• **EXERCISE INSTRUCTIONS**:
All of the records listed below should be retyped exactly.
** Start INFORMATION PROVIDED **
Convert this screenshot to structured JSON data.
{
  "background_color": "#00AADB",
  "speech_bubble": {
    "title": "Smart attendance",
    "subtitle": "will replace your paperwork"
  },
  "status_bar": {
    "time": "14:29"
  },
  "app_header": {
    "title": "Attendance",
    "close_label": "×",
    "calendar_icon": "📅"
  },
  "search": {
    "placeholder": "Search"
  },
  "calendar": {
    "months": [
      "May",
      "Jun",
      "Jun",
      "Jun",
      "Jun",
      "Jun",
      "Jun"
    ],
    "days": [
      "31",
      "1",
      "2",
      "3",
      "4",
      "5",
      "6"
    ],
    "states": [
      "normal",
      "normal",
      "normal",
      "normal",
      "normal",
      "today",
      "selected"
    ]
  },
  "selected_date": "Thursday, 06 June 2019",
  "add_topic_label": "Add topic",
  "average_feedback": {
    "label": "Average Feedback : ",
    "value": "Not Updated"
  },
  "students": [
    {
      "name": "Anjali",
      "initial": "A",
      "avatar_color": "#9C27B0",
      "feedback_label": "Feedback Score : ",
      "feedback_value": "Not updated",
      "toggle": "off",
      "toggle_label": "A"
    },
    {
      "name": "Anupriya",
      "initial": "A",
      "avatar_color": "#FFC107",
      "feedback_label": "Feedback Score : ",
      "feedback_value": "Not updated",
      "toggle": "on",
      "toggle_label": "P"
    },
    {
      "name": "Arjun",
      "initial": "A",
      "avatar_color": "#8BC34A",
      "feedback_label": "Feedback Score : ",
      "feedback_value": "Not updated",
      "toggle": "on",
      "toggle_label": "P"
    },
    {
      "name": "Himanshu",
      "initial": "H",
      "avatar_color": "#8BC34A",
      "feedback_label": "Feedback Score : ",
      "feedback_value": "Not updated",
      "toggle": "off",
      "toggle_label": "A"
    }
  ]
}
** End INFORMATION PROVIDED **
• **SOLUTION TO THIS EXERCISE**:
Convert this screenshot to structured JSON data.
{
  "background_color": "#00AADB",
  "speech_bubble": {
    "title": "Smart attendance",
    "subtitle": "will replace your paperwork"
  },
  "status_bar": {
    "time": "14:29"
  },
  "app_header": {
    "title": "Attendance",
    "close_label": "×",
    "calendar_icon": "📅"
  },
  "search": {
    "placeholder": "Search"
  },
  "calendar": {
    "months": [
      "May",
      "Jun",
      "Jun",
      "Jun",
      "Jun",
      "Jun",
      "Jun"
    ],
    "days": [
      "31",
      "1",
      "2",
      "3",
      "4",
      "5",
      "6"
    ],
    "states": [
      "normal",
      "normal",
      "normal",
      "normal",
      "normal",
      "today",
      "selected"
    ]
  },
  "selected_date": "Thursday, 06 June 2019",
  "add_topic_label": "Add topic",
  "average_feedback": {
    "label": "Average Feedback : ",
    "value": "Not Updated"
  },
  "students": [
    {
      "name": "Anjali",
      "initial": "A",
      "avatar_color": "#9C27B0",
      "feedback_label": "Feedback Score : ",
      "feedback_value": "Not updated",
      "toggle": "off",
      "toggle_label": "A"
    },
    {
      "name": "Anupriya",
      "initial": "A",
      "avatar_color": "#FFC107",
      "feedback_label": "Feedback Score : ",
      "feedback_value": "Not updated",
      "toggle": "on",
      "toggle_label": "P"
    },
    {
      "name": "Arjun",
      "initial": "A",
      "avatar_color": "#8BC34A",
      "feedback_label": "Feedback Score : ",
      "feedback_value": "Not updated",
      "toggle": "on",
      "toggle_label": "P"
    },
    {
      "name": "Himanshu",
      "initial": "H",
      "avatar_color": "#8BC34A",
      "feedback_label": "Feedback Score : ",
      "feedback_value": "Not updated",
      "toggle": "off",
      "toggle_label": "A"
    }
  ]
}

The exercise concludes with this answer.